WHAT IS EXPECTED: In the records below, find each line containing the word "folder" and copy it.
— begin DATA RECORDS —
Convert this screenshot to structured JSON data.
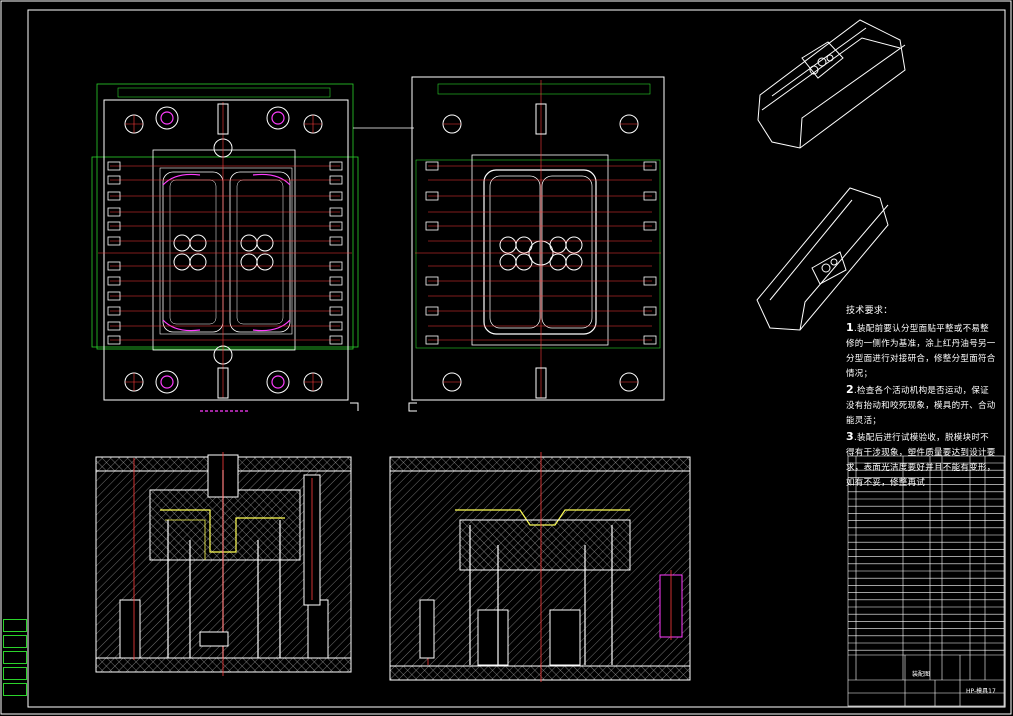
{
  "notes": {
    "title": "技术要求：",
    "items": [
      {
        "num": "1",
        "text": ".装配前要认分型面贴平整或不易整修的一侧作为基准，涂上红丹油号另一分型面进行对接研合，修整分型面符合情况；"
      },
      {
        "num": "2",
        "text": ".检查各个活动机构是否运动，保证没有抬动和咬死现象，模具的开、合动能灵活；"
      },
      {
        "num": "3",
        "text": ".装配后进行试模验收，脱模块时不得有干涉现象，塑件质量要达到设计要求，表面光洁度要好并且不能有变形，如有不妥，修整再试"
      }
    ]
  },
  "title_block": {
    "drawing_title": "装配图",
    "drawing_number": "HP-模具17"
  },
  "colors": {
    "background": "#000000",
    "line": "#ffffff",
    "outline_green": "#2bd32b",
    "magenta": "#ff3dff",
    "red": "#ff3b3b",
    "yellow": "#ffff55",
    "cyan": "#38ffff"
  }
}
— end DATA RECORDS —
— begin DATA RECORDS —
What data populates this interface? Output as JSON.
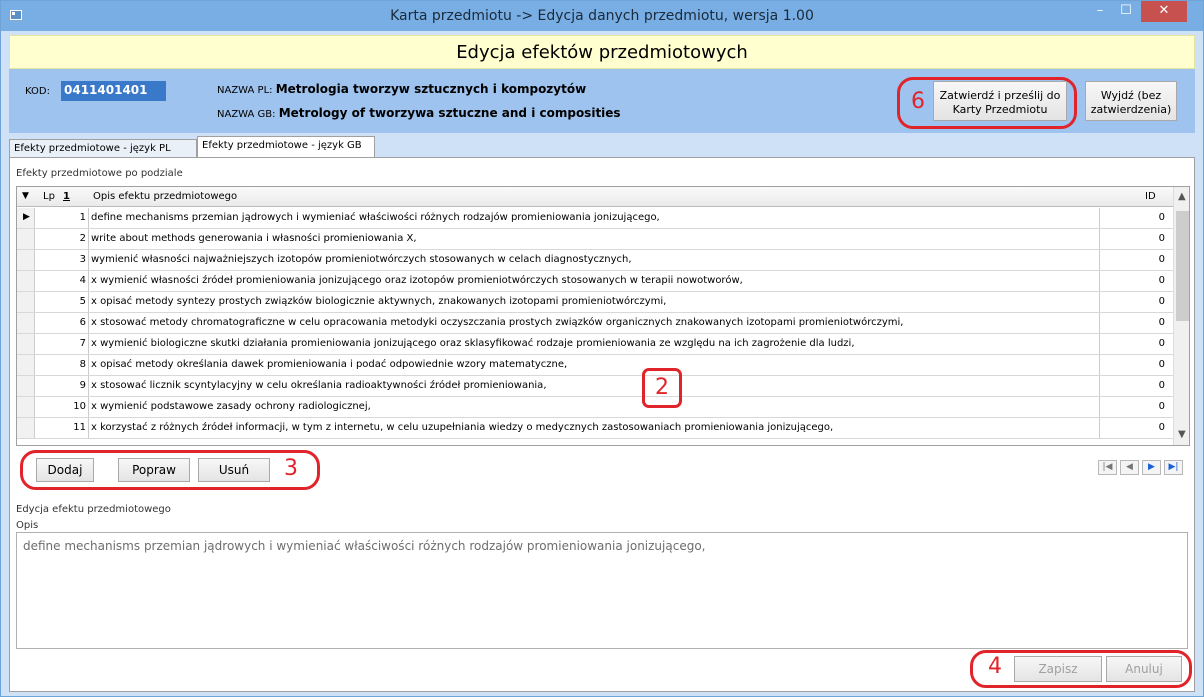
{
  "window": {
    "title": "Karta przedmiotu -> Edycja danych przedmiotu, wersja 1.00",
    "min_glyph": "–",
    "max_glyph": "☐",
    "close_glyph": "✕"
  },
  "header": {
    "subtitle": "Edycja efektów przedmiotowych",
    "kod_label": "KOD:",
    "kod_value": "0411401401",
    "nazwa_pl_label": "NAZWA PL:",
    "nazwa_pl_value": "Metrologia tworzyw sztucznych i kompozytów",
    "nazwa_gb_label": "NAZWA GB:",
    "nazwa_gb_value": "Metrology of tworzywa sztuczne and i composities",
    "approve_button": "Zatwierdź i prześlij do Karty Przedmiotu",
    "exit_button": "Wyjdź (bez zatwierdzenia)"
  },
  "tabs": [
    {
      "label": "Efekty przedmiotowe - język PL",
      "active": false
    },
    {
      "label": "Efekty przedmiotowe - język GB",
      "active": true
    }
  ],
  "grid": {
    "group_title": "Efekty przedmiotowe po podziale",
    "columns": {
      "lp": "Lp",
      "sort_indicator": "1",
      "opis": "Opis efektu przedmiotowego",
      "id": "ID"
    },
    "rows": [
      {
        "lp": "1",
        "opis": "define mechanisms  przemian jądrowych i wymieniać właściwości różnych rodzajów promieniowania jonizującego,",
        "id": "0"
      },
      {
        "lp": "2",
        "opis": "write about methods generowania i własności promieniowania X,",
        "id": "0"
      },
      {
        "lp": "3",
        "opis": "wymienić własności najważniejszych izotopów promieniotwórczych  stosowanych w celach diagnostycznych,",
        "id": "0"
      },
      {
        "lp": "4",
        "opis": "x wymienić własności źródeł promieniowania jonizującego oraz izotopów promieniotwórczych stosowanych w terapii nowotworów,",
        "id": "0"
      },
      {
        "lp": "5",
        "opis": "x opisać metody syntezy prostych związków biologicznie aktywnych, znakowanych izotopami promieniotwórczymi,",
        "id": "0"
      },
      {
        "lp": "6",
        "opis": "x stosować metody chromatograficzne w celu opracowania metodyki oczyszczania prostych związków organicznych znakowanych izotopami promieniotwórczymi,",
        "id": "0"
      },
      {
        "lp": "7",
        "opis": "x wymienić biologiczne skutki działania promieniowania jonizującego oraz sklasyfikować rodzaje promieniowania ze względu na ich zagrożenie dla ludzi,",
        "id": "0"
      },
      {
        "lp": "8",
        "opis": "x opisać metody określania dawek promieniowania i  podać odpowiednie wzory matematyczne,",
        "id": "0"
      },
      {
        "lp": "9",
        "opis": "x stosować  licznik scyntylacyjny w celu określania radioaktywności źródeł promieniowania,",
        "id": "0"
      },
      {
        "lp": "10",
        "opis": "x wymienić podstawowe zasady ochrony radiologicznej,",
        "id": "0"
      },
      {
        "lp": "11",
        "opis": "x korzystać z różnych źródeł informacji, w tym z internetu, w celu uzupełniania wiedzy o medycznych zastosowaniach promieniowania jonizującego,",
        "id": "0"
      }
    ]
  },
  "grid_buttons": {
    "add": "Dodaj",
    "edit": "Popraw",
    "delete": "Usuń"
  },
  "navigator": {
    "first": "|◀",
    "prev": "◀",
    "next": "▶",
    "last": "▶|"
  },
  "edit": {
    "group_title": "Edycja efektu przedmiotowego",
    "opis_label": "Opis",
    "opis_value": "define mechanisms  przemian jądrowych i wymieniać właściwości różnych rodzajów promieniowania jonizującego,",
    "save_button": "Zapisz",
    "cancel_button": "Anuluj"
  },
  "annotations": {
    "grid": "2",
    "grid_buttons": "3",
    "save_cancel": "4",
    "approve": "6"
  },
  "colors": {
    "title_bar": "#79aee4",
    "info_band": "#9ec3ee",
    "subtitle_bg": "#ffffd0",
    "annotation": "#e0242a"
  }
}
— end DATA RECORDS —
— begin DATA RECORDS —
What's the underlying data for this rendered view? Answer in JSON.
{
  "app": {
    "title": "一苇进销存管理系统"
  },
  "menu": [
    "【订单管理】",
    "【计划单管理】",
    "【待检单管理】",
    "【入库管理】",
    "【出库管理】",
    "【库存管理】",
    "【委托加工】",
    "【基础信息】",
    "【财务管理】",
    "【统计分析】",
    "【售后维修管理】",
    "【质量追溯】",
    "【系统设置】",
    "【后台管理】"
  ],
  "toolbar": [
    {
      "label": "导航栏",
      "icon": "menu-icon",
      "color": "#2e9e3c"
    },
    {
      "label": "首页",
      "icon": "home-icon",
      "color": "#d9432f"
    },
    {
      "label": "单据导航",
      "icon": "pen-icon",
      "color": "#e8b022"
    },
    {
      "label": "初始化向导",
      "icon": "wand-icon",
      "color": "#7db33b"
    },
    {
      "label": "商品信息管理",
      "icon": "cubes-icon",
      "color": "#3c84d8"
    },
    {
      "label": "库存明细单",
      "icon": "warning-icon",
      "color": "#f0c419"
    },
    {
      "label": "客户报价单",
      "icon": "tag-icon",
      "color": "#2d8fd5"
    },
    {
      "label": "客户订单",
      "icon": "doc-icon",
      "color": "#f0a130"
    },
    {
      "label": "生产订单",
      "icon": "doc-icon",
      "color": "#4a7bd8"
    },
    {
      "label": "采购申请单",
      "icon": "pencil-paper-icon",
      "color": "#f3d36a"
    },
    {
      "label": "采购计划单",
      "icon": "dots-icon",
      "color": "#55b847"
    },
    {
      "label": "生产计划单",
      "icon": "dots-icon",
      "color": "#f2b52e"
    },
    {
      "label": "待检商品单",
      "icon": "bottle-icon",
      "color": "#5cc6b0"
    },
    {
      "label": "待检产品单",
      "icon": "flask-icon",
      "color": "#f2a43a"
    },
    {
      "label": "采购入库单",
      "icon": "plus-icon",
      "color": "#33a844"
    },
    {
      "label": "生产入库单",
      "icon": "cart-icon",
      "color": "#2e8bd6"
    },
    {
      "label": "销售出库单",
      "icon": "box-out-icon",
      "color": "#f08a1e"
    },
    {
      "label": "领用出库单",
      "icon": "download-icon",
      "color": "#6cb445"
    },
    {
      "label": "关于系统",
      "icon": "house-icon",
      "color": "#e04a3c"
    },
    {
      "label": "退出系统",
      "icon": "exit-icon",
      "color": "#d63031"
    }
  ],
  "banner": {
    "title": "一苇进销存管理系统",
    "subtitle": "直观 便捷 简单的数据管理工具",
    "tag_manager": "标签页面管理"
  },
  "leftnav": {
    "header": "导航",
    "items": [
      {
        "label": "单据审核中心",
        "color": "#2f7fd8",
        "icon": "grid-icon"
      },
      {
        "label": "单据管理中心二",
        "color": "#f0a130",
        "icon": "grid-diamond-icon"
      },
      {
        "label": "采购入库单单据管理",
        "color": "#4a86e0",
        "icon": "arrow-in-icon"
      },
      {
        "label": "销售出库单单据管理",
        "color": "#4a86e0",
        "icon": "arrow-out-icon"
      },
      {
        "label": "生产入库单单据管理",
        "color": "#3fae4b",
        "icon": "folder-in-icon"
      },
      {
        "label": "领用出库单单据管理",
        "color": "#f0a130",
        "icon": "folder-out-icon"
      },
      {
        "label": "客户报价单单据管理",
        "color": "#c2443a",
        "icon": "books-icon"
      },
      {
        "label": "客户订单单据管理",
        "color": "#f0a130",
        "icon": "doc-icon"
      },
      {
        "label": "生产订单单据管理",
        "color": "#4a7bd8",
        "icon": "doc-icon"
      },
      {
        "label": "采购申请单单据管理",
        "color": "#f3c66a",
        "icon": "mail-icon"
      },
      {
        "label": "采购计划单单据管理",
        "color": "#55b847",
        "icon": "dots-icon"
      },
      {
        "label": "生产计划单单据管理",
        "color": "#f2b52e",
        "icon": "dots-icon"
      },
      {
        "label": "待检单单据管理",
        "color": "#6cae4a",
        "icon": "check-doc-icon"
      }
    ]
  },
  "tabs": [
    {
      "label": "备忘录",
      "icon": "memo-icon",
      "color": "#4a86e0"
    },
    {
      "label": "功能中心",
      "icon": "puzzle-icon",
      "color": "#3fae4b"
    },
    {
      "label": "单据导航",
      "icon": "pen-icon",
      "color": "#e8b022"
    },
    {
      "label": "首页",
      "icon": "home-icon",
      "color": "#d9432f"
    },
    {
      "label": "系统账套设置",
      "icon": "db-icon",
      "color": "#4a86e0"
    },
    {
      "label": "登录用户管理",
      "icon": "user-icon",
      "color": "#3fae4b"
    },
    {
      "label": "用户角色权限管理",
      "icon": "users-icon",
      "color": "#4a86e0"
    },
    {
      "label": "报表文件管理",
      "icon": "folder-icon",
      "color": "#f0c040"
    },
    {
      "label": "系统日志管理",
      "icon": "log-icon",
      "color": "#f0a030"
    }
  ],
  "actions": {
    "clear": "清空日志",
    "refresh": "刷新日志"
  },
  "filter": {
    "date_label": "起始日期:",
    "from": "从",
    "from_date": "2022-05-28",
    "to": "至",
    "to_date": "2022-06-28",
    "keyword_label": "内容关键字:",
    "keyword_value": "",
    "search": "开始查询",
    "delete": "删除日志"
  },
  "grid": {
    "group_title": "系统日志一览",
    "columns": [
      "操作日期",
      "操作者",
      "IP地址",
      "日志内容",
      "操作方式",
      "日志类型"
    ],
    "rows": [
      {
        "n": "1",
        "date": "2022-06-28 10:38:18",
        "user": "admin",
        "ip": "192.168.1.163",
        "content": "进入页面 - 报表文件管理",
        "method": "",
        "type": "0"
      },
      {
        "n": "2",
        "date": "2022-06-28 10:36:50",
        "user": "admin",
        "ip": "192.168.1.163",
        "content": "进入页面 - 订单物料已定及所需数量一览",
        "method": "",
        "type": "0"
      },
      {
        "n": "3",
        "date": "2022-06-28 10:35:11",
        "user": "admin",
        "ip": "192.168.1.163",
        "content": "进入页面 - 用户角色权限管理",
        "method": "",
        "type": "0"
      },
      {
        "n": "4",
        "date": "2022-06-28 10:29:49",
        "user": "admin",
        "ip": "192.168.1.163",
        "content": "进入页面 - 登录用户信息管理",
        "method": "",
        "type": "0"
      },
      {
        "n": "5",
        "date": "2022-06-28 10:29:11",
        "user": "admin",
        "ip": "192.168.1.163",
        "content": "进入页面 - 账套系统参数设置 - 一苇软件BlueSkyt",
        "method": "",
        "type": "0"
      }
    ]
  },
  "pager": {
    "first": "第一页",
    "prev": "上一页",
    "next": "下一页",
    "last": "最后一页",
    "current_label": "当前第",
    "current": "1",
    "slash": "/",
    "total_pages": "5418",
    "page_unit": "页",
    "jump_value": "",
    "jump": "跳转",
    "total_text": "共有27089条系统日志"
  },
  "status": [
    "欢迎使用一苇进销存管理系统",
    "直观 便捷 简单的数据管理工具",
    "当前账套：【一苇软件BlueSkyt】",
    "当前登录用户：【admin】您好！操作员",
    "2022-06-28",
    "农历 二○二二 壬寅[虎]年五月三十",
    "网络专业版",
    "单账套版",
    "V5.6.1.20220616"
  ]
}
— end DATA RECORDS —
THE RESPONSE:
        "icon": "folder-in-icon"
        "icon": "folder-out-icon"
      "icon": "folder-icon",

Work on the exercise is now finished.